• INPUT RECORDS:
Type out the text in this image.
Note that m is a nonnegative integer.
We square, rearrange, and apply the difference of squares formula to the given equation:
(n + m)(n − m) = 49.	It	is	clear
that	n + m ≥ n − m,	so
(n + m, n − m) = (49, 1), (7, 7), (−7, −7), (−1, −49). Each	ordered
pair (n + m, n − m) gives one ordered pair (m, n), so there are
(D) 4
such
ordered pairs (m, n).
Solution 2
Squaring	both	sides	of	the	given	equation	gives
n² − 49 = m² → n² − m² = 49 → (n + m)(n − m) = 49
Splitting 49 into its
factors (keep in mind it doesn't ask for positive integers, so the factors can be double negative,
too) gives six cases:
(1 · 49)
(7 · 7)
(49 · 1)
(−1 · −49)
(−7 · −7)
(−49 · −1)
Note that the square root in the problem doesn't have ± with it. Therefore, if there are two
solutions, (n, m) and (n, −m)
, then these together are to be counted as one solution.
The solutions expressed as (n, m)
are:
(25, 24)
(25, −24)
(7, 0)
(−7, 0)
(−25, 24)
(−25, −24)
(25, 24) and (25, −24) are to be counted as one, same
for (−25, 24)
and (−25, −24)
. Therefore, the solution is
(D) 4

• WHAT NEEDS TO BE DONE: Lines containing the string "Note" are to be selected and copied.

• THE REPLY:
Note that m is a nonnegative integer.
Note that the square root in the problem doesn't have ± with it. Therefore, if there are two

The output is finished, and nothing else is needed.